**Problem to work on**. Starting at the line with "Extract the structured", copy each line through the last one below exactly as written, without any pictures.

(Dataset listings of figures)
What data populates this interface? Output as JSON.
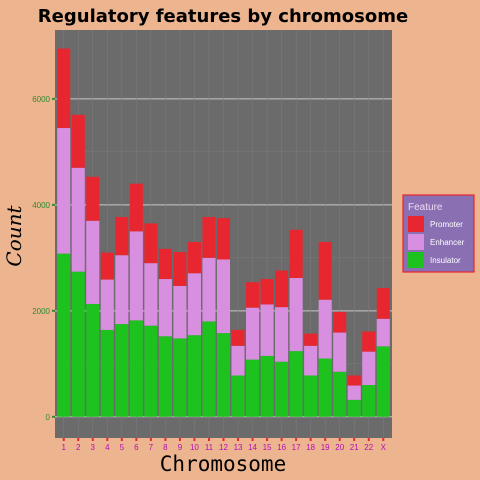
{
  "chart_data": {
    "type": "bar",
    "stacked": true,
    "title": "Regulatory features by chromosome",
    "xlabel": "Chromosome",
    "ylabel": "Count",
    "ylim": [
      -400,
      7300
    ],
    "yticks": [
      0,
      2000,
      4000,
      6000
    ],
    "grid": true,
    "legend": {
      "title": "Feature",
      "placement": "right"
    },
    "categories": [
      "1",
      "2",
      "3",
      "4",
      "5",
      "6",
      "7",
      "8",
      "9",
      "10",
      "11",
      "12",
      "13",
      "14",
      "15",
      "16",
      "17",
      "18",
      "19",
      "20",
      "21",
      "22",
      "X"
    ],
    "series": [
      {
        "name": "Insulator",
        "color": "#1ec21e",
        "values": [
          3080,
          2740,
          2130,
          1640,
          1750,
          1820,
          1720,
          1520,
          1480,
          1540,
          1800,
          1580,
          780,
          1080,
          1150,
          1040,
          1240,
          780,
          1100,
          850,
          320,
          600,
          1330
        ]
      },
      {
        "name": "Enhancer",
        "color": "#d98fe0",
        "values": [
          2370,
          1960,
          1570,
          950,
          1300,
          1680,
          1180,
          1080,
          990,
          1170,
          1200,
          1390,
          560,
          980,
          970,
          1030,
          1380,
          560,
          1110,
          740,
          270,
          630,
          520
        ]
      },
      {
        "name": "Promoter",
        "color": "#e8262f",
        "values": [
          1500,
          1000,
          830,
          510,
          720,
          900,
          750,
          570,
          640,
          590,
          770,
          780,
          300,
          480,
          480,
          690,
          910,
          230,
          1090,
          390,
          190,
          380,
          580
        ]
      }
    ]
  }
}
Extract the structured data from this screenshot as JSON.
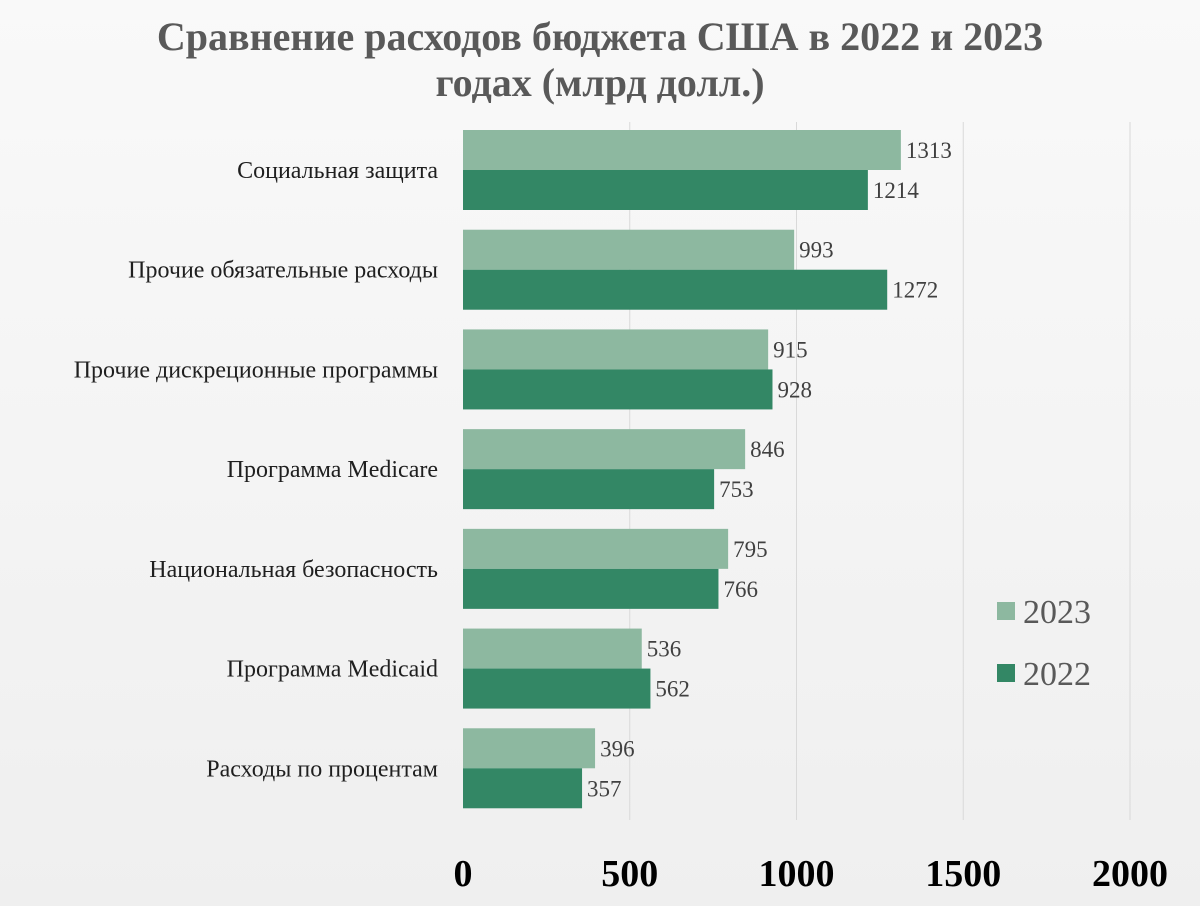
{
  "chart_data": {
    "type": "bar",
    "orientation": "horizontal",
    "title_lines": [
      "Сравнение расходов бюджета США в 2022 и 2023",
      "годах (млрд долл.)"
    ],
    "categories": [
      "Социальная защита",
      "Прочие обязательные расходы",
      "Прочие дискреционные программы",
      "Программа Medicare",
      "Национальная безопасность",
      "Программа Medicaid",
      "Расходы по процентам"
    ],
    "series": [
      {
        "name": "2023",
        "color": "#8db8a0",
        "values": [
          1313,
          993,
          915,
          846,
          795,
          536,
          396
        ]
      },
      {
        "name": "2022",
        "color": "#338765",
        "values": [
          1214,
          1272,
          928,
          753,
          766,
          562,
          357
        ]
      }
    ],
    "xlim": [
      0,
      2000
    ],
    "x_ticks": [
      0,
      500,
      1000,
      1500,
      2000
    ],
    "grid": true,
    "legend_position": "right",
    "data_labels": true
  }
}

**Response to the exercise**.
Extract the structured data from this screenshot as JSON.
{
  "chart_data": {
    "type": "bar",
    "orientation": "horizontal",
    "title_lines": [
      "Сравнение расходов бюджета США в 2022 и 2023",
      "годах (млрд долл.)"
    ],
    "categories": [
      "Социальная защита",
      "Прочие обязательные расходы",
      "Прочие дискреционные программы",
      "Программа Medicare",
      "Национальная безопасность",
      "Программа Medicaid",
      "Расходы по процентам"
    ],
    "series": [
      {
        "name": "2023",
        "color": "#8db8a0",
        "values": [
          1313,
          993,
          915,
          846,
          795,
          536,
          396
        ]
      },
      {
        "name": "2022",
        "color": "#338765",
        "values": [
          1214,
          1272,
          928,
          753,
          766,
          562,
          357
        ]
      }
    ],
    "xlim": [
      0,
      2000
    ],
    "x_ticks": [
      0,
      500,
      1000,
      1500,
      2000
    ],
    "grid": true,
    "legend_position": "right",
    "data_labels": true
  }
}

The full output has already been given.